**Directive**. Gather each line containing the string "type" from these entries.
**** Data rows ****
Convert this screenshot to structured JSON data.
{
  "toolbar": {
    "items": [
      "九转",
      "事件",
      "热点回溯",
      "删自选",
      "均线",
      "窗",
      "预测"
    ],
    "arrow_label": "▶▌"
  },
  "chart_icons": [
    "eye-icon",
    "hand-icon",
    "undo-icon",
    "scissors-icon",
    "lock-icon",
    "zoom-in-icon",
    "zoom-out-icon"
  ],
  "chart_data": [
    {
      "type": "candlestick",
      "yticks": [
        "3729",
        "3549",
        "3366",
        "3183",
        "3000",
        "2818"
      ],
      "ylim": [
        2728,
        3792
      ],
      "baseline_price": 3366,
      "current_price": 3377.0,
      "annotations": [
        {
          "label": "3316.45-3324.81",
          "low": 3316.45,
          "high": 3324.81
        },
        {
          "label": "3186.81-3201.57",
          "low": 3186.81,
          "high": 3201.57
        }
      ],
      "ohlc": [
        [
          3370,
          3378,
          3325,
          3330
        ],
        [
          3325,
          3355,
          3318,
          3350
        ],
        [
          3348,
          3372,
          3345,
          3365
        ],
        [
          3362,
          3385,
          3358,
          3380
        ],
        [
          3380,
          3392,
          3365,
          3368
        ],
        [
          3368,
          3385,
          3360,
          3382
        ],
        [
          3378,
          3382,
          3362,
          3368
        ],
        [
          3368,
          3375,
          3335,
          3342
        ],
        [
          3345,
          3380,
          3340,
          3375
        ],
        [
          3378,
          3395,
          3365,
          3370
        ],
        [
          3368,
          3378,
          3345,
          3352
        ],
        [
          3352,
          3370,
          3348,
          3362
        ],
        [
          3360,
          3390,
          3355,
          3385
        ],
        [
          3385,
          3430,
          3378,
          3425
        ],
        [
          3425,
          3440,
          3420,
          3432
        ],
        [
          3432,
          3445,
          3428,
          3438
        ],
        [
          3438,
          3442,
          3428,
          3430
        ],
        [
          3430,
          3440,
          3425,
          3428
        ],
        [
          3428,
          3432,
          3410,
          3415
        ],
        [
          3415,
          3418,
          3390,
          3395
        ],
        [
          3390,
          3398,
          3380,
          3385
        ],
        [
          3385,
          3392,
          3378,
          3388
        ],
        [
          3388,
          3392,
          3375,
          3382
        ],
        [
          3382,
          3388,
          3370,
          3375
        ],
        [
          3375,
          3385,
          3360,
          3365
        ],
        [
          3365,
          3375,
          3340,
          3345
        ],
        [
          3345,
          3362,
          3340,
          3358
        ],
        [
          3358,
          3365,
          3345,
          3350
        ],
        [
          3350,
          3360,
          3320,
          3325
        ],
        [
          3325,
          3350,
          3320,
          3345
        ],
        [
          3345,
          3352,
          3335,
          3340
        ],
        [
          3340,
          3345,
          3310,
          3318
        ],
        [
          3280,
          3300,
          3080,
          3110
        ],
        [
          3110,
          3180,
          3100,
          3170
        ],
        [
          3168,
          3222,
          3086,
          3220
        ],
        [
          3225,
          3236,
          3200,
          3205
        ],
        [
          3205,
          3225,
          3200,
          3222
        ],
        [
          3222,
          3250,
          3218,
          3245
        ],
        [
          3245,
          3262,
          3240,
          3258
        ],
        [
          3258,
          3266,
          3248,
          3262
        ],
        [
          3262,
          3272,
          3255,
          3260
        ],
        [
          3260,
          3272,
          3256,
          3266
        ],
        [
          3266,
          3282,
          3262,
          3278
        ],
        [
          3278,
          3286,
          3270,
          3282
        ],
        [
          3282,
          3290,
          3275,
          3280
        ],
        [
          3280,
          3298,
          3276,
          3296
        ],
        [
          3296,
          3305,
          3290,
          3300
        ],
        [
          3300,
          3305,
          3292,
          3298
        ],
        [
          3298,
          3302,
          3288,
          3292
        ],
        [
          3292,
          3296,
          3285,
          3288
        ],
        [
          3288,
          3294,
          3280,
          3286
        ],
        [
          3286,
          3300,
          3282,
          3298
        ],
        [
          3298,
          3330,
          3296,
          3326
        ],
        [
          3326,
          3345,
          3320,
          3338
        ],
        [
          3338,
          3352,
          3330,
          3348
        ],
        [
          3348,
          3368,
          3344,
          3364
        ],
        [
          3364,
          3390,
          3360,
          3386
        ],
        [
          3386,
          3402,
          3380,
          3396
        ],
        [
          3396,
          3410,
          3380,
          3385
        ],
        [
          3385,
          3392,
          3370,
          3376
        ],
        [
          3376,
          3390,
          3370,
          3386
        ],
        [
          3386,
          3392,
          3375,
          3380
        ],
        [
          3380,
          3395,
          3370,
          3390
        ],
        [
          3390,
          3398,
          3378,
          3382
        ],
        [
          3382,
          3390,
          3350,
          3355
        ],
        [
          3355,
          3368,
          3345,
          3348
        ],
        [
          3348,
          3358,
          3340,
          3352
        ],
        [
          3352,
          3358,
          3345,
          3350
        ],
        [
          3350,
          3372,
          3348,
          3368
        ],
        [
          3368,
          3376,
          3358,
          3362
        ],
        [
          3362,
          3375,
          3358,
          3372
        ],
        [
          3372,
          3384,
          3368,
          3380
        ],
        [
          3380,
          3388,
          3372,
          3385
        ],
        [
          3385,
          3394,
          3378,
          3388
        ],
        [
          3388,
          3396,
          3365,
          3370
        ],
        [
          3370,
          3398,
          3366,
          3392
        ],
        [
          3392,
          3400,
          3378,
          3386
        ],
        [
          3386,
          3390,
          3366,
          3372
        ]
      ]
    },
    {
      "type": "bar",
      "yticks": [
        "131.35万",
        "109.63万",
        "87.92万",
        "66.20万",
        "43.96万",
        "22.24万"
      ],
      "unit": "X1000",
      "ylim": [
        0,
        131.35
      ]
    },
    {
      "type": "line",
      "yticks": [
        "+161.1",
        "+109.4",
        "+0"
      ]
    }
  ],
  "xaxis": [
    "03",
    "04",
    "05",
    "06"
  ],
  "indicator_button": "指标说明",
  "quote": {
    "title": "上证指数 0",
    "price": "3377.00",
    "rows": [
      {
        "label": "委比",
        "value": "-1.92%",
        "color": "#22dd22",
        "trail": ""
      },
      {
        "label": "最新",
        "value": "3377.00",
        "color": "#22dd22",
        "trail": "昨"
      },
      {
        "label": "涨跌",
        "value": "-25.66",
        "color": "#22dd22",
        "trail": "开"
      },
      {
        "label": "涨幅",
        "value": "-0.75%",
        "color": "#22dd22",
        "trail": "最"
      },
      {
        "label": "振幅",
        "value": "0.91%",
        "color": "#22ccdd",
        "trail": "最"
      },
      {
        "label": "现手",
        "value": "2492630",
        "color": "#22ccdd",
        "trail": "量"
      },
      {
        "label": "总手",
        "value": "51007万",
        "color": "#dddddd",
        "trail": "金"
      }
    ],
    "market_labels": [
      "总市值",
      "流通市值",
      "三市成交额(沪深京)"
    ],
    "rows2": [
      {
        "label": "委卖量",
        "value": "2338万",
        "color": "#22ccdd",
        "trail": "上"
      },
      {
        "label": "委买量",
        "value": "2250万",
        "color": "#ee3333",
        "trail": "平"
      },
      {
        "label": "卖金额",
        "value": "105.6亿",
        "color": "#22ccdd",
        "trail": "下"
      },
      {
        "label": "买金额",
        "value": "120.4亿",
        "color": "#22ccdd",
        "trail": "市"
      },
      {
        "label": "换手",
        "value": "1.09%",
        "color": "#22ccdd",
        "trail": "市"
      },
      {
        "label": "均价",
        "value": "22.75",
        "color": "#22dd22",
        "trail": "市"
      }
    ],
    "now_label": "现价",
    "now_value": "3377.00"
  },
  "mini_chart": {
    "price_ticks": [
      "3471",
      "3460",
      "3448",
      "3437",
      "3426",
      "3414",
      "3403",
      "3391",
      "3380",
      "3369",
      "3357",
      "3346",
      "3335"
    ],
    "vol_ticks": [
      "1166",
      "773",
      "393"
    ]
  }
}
****
**Full output**.
      "type": "candlestick",
      "type": "bar",
      "type": "line",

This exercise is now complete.